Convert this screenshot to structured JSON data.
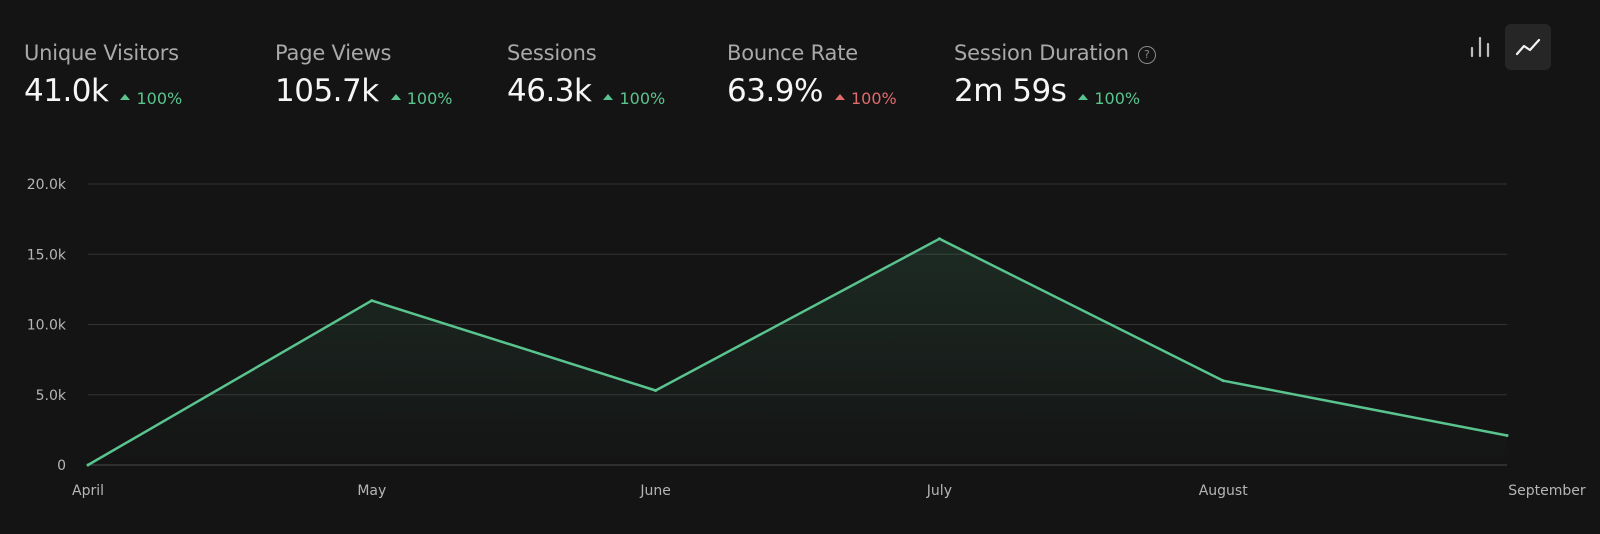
{
  "metrics": [
    {
      "label": "Unique Visitors",
      "value": "41.0k",
      "delta": "100%",
      "direction": "up",
      "active": true
    },
    {
      "label": "Page Views",
      "value": "105.7k",
      "delta": "100%",
      "direction": "up",
      "active": false
    },
    {
      "label": "Sessions",
      "value": "46.3k",
      "delta": "100%",
      "direction": "up",
      "active": false
    },
    {
      "label": "Bounce Rate",
      "value": "63.9%",
      "delta": "100%",
      "direction": "up",
      "active": false
    },
    {
      "label": "Session Duration",
      "value": "2m 59s",
      "delta": "100%",
      "direction": "up",
      "active": false
    }
  ],
  "help_icon_text": "?",
  "view_toggle": {
    "options": [
      "bar-chart-icon",
      "line-chart-icon"
    ],
    "selected": "line-chart-icon"
  },
  "colors": {
    "accent": "#5ac48e",
    "negative": "#e06b6b",
    "background": "#141414",
    "card": "#1f1f1f",
    "grid": "#333333"
  },
  "chart_data": {
    "type": "area",
    "x": [
      "April",
      "May",
      "June",
      "July",
      "August",
      "September"
    ],
    "series": [
      {
        "values": [
          0,
          11700,
          5300,
          16100,
          6000,
          2100
        ]
      }
    ],
    "ylim": [
      0,
      20000
    ],
    "yticks": [
      0,
      5000,
      10000,
      15000,
      20000
    ],
    "ytick_labels": [
      "0",
      "5.0k",
      "10.0k",
      "15.0k",
      "20.0k"
    ],
    "grid": true,
    "legend": "none"
  }
}
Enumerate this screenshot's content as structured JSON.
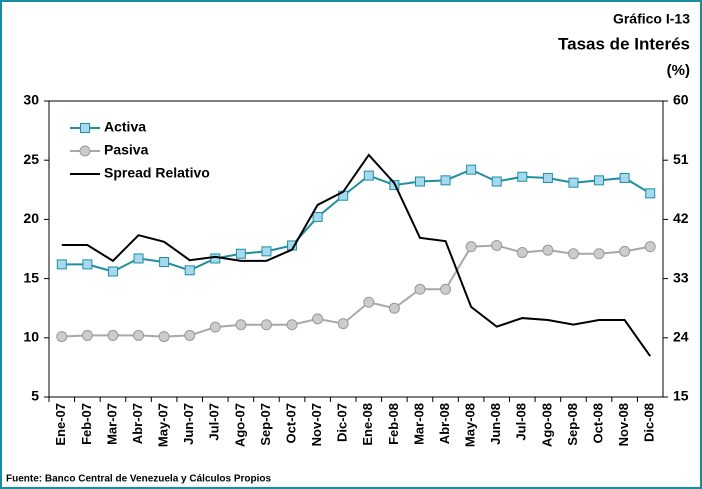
{
  "chart_data": {
    "type": "line",
    "figure_label": "Gráfico I-13",
    "title": "Tasas de Interés",
    "unit_label": "(%)",
    "source": "Fuente: Banco Central de Venezuela y Cálculos Propios",
    "categories": [
      "Ene-07",
      "Feb-07",
      "Mar-07",
      "Abr-07",
      "May-07",
      "Jun-07",
      "Jul-07",
      "Ago-07",
      "Sep-07",
      "Oct-07",
      "Nov-07",
      "Dic-07",
      "Ene-08",
      "Feb-08",
      "Mar-08",
      "Abr-08",
      "May-08",
      "Jun-08",
      "Jul-08",
      "Ago-08",
      "Sep-08",
      "Oct-08",
      "Nov-08",
      "Dic-08"
    ],
    "series": [
      {
        "name": "Activa",
        "color": "#1f8fa0",
        "marker": "square",
        "marker_color": "#a6d8f0",
        "axis": "y",
        "values": [
          16.2,
          16.2,
          15.6,
          16.7,
          16.4,
          15.7,
          16.7,
          17.1,
          17.3,
          17.8,
          20.2,
          22.0,
          23.7,
          22.9,
          23.2,
          23.3,
          24.2,
          23.2,
          23.6,
          23.5,
          23.1,
          23.3,
          23.5,
          22.2
        ]
      },
      {
        "name": "Pasiva",
        "color": "#a8a8a8",
        "marker": "circle",
        "marker_color": "#cccccc",
        "axis": "y",
        "values": [
          10.1,
          10.2,
          10.2,
          10.2,
          10.1,
          10.2,
          10.9,
          11.1,
          11.1,
          11.1,
          11.6,
          11.2,
          13.0,
          12.5,
          14.1,
          14.1,
          17.7,
          17.8,
          17.2,
          17.4,
          17.1,
          17.1,
          17.3,
          17.7
        ]
      },
      {
        "name": "Spread Relativo",
        "color": "#000000",
        "marker": "none",
        "axis": "y2",
        "values": [
          38.1,
          38.1,
          35.7,
          39.6,
          38.6,
          35.8,
          36.3,
          35.7,
          35.7,
          37.4,
          44.2,
          46.2,
          51.8,
          47.5,
          39.2,
          38.7,
          28.7,
          25.7,
          27.0,
          26.7,
          26.0,
          26.7,
          26.7,
          21.2
        ]
      }
    ],
    "ylim": [
      5,
      30
    ],
    "yticks": [
      5,
      10,
      15,
      20,
      25,
      30
    ],
    "y2lim": [
      15,
      60
    ],
    "y2ticks": [
      15,
      24,
      33,
      42,
      51,
      60
    ],
    "grid": false,
    "legend": "upper left"
  }
}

┄┄┄┄┄┄

▸ PROBLEM
Reproduce each line holding the word "this".

▸ RESPONSE TO THE EXERCISE
Convert this screenshot to structured JSON data.
Enumerate this screenshot's content as structured JSON.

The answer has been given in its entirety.